Part of a data file:
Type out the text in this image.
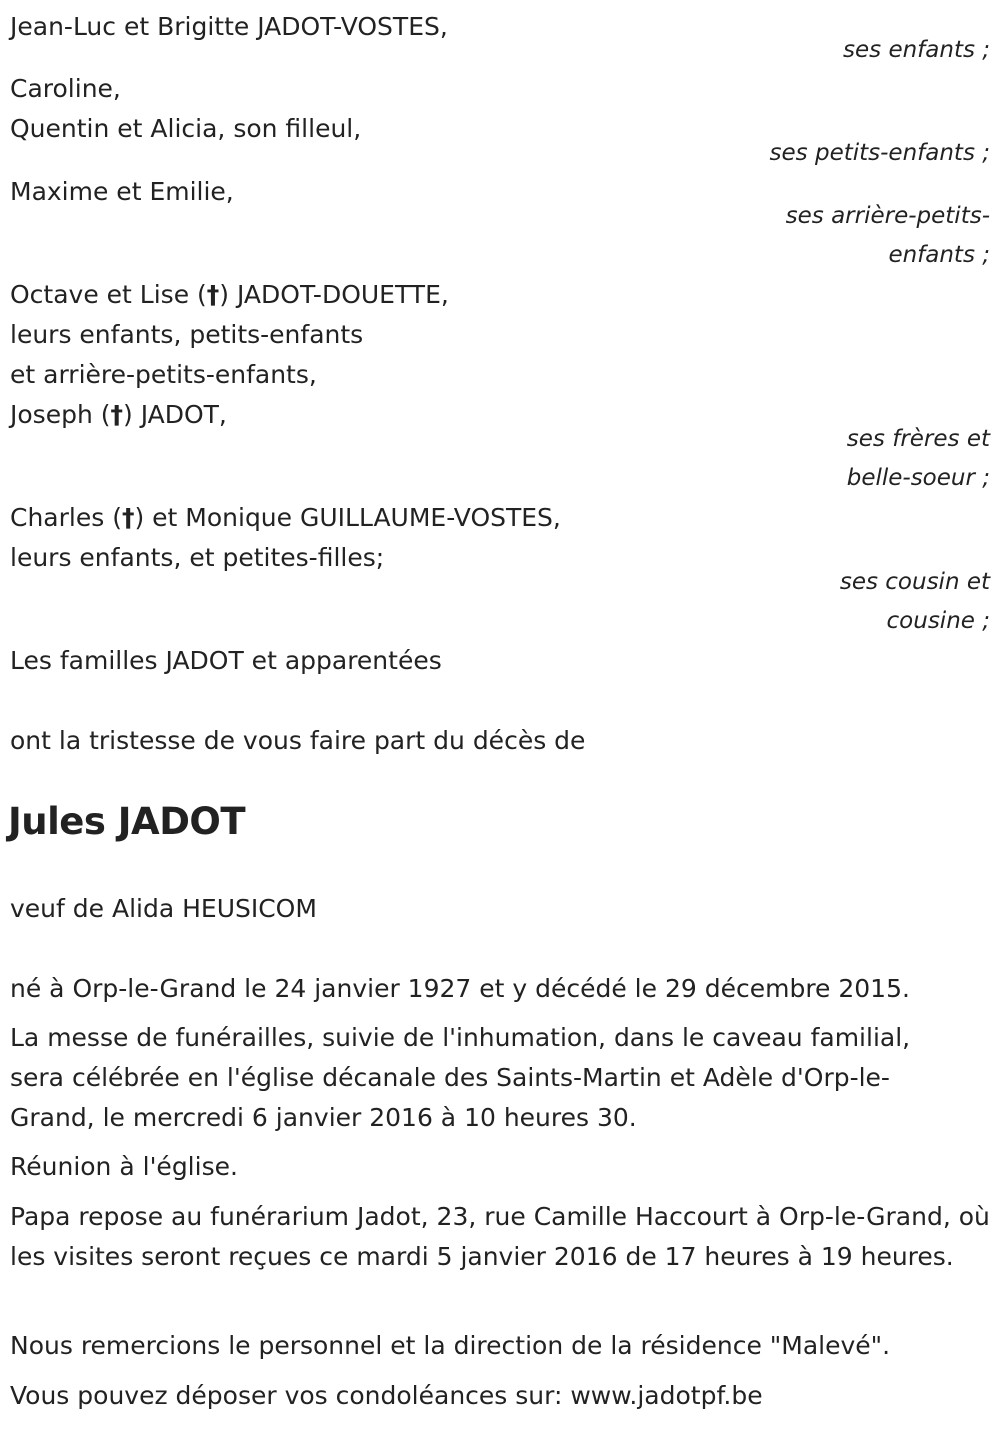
Jean-Luc et Brigitte JADOT-VOSTES,
ses enfants ;
Caroline,
Quentin et Alicia, son filleul,
ses petits-enfants ;
Maxime et Emilie,
ses arrière-petits-
enfants ;
Octave et Lise (†) JADOT-DOUETTE,
leurs enfants, petits-enfants
et arrière-petits-enfants,
Joseph (†) JADOT,
ses frères et
belle-soeur ;
Charles (†) et Monique GUILLAUME-VOSTES,
leurs enfants, et petites-filles;
ses cousin et
cousine ;
Les familles JADOT et apparentées
ont la tristesse de vous faire part du décès de
Jules JADOT
veuf de Alida HEUSICOM
né à Orp-le-Grand le 24 janvier 1927 et y décédé le 29 décembre 2015.
La messe de funérailles, suivie de l'inhumation, dans le caveau familial, sera célébrée en l'église décanale des Saints-Martin et Adèle d'Orp-le-Grand, le mercredi 6 janvier 2016 à 10 heures 30.
Réunion à l'église.
Papa repose au funérarium Jadot, 23, rue Camille Haccourt à Orp-le-Grand, où les visites seront reçues ce mardi 5 janvier 2016 de 17 heures à 19 heures.
Nous remercions le personnel et la direction de la résidence "Malevé".
Vous pouvez déposer vos condoléances sur: www.jadotpf.be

→ Task details
Locate the word "arrière" in the records and collect each line it appears in.

→ Output below
ses arrière-petits-
et arrière-petits-enfants,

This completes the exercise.